# AUSGANGSTEXT
/---
Wann endlich wird der einzigartige Zusammenschluss von Kunst-, Bildungs- und Archivgütern öffentlichkeitswirksam und selbstkritisch genutzt, etwa beim Thema Kolonialismus und Raubkunst? Man muss sich das klarmachen: Die SPK, das ist, wie wenn in London das British Museum, die National Gallery, die Tate und die British Library ein Laden wären.

Nun setzt sich die Reformkommission aus den alten Playern zusammen, die werden sich nicht selber erneuern. Auch die alten Spannungen setzen sich fort. Für ein tolles Programm fehlt das Geld, sagt Parzinger, während Grütters ihm vorrechnet, wie sehr die Etats gestiegen sind. Mehr Gestalter, weniger Verwalter: Leider haben die Museumsleitungen offenbar Angst vor jener Eigenverantwortung, die sie lautstark fordern. Sie wollen sich lieber in Clustern zusammenschließen, als „nur“ noch dem Präsidenten zu unterstehen.

Am Dienstag tagt der Stiftungsrat. Anders als die Reformkommission hat er Entscheidungsbefugnisse. Nur er könnte die nötigen Gesetzesänderungen anschieben, damit endlich nicht mehr alle 16 Bundesländer im Rat vertreten sind, die seit geraumer Zeit herzlich wenig für das gemeinsame Kulturerbe zahlen (drei Viertel der Kosten zahlt der Bund, dazu die kompletten Baukosten) und sich kaum für die Belange der SPK interessieren. Politik raus, Kultur und Wissenschaft rein in den Stiftungsrat, dazu eine flexiblere Finanzierung, das wäre das Mindeste. Und eine Öffentlichkeit, die den Schatzhütern Beine macht. Nach der Wahl folgen die Mühen der parlamentarischen Ebenen. Die Stiftung bleibt eine Baustelle.
\---
# ARBEITSSCHRITTE
1. Welchen Anteil der Kosten trägt laut dem Ausgangstext der Bund?
2. Gib die Stelle aus dem Ausgangstext wörtlich wieder, beginnend bei „Wann endlich wird“ und endend bei „ein Laden wären.“.
Die anschließenden Zeilen werden nicht gebraucht.

# ERFASSTE DATEN
/---
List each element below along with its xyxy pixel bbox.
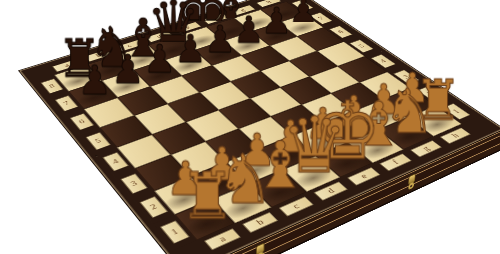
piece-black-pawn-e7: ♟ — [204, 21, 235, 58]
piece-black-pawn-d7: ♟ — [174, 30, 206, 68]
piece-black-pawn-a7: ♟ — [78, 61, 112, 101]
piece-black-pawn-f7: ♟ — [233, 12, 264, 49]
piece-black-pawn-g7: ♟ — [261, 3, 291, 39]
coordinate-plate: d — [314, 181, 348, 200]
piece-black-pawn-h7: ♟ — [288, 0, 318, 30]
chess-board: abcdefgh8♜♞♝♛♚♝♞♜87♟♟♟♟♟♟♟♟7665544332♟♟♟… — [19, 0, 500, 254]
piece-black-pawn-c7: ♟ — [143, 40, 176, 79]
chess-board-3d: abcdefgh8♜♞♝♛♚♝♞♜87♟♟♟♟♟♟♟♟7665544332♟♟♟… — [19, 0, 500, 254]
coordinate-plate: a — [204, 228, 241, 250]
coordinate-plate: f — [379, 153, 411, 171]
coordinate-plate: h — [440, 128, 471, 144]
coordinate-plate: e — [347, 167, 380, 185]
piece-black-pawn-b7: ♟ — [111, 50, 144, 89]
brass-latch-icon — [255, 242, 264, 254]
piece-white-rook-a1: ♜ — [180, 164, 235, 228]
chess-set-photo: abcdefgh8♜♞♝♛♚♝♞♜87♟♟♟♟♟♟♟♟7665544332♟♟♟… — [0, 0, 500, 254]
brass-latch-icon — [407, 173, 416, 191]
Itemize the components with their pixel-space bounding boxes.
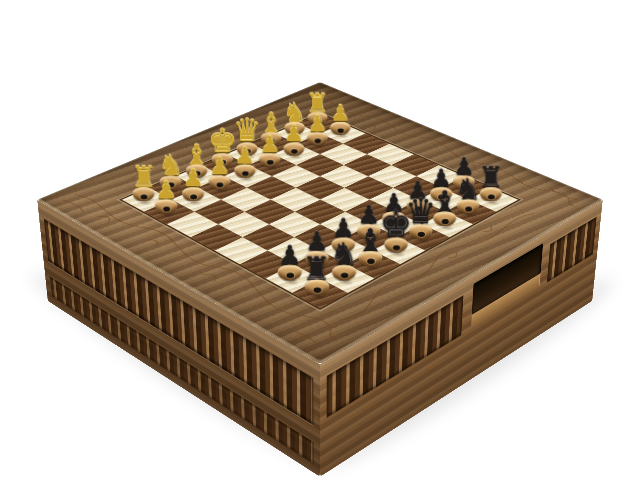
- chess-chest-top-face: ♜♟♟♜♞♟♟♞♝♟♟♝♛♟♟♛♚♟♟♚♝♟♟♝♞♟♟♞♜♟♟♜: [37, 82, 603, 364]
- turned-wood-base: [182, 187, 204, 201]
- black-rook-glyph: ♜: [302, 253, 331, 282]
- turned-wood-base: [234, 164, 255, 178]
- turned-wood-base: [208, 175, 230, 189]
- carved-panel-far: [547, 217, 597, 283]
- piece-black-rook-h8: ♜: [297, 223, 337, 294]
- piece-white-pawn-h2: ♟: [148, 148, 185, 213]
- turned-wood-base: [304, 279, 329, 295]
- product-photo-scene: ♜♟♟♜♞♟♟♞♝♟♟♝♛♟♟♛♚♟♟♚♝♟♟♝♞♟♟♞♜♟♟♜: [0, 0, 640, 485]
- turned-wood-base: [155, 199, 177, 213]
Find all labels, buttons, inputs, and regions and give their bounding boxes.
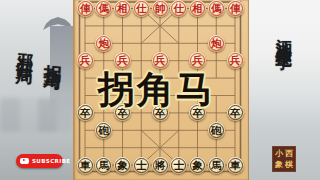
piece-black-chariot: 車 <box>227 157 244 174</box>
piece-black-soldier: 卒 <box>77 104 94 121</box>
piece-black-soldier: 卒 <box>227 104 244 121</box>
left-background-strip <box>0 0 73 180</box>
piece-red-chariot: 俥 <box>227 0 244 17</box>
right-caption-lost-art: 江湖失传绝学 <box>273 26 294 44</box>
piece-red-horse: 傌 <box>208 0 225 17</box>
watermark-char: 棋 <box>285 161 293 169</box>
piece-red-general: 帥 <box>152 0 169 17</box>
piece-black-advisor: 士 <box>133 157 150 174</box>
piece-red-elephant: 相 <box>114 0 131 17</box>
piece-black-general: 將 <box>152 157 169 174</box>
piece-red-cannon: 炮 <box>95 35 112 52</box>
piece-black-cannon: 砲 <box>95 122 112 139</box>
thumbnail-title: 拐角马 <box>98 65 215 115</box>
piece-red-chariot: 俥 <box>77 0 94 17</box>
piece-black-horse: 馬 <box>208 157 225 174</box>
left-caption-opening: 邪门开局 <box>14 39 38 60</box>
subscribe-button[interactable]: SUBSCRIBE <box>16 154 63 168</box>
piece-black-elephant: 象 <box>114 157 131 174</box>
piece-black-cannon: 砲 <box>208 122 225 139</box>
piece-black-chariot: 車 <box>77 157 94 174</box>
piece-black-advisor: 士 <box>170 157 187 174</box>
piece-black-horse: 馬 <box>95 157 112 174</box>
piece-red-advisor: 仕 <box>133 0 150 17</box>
\---
# LÖSUNGEN
1. Drei Viertel der Kosten, dazu die kompletten Baukosten.

2.
Wann endlich wird der einzigartige Zusammenschluss von Kunst-, Bildungs- und Archivgütern öffentlichkeitswirksam und selbstkritisch genutzt, etwa beim Thema Kolonialismus und Raubkunst? Man muss sich das klarmachen: Die SPK, das ist, wie wenn in London das British Museum, die National Gallery, die Tate und die British Library ein Laden wären.